━━━━━ INPUT FOR THIS TASK ━━━━━
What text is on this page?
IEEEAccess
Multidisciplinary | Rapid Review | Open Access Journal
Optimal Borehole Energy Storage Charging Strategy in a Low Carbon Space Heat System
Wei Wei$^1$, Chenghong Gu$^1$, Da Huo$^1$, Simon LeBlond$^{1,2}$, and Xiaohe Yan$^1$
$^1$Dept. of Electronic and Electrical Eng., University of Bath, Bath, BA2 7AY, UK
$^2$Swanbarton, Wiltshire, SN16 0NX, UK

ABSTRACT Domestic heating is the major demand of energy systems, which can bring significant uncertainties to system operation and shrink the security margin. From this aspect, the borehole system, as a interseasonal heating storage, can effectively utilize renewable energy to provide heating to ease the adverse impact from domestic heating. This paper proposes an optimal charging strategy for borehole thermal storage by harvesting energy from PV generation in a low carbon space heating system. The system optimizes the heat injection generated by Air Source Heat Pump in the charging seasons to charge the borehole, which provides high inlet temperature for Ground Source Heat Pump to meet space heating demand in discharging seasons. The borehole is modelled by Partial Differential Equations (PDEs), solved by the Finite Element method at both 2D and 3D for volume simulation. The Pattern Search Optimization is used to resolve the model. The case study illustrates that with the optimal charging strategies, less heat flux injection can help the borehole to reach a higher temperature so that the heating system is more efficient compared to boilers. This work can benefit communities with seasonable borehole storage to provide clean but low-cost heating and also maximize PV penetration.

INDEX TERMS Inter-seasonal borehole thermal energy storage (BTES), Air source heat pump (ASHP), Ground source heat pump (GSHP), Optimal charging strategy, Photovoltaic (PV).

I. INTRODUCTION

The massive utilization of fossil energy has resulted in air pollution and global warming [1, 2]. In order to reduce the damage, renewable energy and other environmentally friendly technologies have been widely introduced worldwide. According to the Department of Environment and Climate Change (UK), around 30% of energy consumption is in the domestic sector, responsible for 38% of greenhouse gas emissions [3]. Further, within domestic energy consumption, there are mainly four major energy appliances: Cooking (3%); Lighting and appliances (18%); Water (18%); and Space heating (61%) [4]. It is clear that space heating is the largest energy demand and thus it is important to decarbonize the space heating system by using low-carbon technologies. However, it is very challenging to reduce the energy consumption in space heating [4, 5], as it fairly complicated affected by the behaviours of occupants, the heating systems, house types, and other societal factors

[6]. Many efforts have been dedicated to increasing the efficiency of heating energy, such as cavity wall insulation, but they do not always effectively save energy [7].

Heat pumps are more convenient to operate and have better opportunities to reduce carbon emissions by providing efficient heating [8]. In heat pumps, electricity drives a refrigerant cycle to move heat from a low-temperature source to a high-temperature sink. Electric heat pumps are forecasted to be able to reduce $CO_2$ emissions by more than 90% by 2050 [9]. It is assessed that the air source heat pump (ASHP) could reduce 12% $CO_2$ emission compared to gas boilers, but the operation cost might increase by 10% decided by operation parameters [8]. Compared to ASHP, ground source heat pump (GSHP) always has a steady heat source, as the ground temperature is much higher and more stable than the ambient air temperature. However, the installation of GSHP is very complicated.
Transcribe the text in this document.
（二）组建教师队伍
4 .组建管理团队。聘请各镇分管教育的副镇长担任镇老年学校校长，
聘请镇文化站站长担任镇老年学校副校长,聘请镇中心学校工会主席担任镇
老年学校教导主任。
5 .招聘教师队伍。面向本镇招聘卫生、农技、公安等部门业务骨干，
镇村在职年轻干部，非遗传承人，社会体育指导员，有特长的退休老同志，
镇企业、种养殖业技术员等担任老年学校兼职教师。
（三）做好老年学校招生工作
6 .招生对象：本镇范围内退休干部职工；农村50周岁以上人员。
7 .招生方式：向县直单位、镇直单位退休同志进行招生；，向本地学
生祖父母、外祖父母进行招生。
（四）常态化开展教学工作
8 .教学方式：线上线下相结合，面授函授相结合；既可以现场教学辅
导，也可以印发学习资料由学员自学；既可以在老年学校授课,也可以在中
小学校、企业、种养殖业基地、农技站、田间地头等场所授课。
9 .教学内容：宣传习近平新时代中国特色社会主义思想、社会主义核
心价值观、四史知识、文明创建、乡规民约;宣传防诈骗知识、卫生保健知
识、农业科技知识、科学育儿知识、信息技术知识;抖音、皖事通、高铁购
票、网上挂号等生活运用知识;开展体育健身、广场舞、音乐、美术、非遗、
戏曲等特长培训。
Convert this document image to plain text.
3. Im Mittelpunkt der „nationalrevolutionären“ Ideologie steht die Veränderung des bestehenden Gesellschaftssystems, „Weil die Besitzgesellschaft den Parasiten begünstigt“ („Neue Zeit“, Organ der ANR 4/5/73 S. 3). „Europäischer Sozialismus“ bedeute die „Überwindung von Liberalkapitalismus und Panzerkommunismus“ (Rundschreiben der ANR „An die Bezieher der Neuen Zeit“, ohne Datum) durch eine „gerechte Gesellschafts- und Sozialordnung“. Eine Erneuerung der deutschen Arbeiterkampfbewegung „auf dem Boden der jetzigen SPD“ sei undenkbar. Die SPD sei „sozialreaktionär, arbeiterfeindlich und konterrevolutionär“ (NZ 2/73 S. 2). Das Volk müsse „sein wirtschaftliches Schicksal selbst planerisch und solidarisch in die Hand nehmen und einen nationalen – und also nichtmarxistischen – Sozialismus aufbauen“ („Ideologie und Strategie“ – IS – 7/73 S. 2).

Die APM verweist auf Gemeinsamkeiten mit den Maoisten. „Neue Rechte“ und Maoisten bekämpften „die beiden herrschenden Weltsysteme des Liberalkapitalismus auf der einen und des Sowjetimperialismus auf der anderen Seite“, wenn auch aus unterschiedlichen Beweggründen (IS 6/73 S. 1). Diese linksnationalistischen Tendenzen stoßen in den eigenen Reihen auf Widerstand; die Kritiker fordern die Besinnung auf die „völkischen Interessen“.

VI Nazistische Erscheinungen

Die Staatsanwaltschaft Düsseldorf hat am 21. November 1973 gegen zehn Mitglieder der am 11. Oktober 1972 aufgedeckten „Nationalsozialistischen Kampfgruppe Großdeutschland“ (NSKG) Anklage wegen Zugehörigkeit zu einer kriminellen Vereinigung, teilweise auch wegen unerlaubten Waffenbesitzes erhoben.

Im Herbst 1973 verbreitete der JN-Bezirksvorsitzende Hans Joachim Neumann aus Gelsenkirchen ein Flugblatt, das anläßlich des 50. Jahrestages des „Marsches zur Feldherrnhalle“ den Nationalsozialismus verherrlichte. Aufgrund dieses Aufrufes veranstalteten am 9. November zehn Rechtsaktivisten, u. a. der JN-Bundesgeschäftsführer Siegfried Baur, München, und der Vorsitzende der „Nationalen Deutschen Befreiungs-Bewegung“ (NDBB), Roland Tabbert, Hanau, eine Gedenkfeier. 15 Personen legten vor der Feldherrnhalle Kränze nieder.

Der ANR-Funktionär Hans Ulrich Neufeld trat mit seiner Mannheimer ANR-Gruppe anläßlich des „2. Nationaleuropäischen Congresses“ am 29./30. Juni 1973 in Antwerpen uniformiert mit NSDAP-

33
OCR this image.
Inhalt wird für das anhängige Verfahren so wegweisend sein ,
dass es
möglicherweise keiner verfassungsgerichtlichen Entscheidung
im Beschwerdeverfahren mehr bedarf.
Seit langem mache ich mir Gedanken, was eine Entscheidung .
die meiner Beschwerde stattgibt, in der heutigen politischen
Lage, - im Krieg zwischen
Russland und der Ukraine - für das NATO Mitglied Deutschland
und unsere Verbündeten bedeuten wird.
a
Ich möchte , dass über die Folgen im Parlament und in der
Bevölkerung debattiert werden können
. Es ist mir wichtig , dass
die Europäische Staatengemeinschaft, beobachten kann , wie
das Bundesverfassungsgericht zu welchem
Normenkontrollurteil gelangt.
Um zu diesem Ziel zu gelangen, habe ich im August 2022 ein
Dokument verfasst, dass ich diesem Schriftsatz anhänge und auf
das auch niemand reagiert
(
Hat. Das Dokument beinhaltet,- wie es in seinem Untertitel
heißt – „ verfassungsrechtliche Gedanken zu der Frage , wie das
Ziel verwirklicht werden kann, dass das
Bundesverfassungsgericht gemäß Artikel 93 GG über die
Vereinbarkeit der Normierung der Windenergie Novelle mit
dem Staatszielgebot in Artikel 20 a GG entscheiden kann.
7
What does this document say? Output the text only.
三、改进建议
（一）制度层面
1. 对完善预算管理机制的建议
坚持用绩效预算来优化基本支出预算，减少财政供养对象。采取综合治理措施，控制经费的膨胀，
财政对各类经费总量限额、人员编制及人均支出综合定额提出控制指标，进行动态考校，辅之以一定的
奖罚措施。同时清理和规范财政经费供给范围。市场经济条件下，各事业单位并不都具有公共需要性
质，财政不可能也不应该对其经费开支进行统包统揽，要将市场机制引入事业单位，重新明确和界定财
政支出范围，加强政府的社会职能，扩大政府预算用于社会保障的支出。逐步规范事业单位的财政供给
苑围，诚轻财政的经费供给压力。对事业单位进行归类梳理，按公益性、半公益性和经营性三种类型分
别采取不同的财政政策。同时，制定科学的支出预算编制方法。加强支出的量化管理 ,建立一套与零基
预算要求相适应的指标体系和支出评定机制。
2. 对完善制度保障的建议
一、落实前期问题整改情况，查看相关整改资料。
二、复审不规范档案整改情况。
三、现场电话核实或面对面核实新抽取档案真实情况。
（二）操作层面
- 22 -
━━━━━
**EXERCISE DESCRIPTION**
Report all lines of the material that contain the word "wird".

**FINISHED ANSWER**
Inhalt wird für das anhängige Verfahren so wegweisend sein ,
und unsere Verbündeten bedeuten wird.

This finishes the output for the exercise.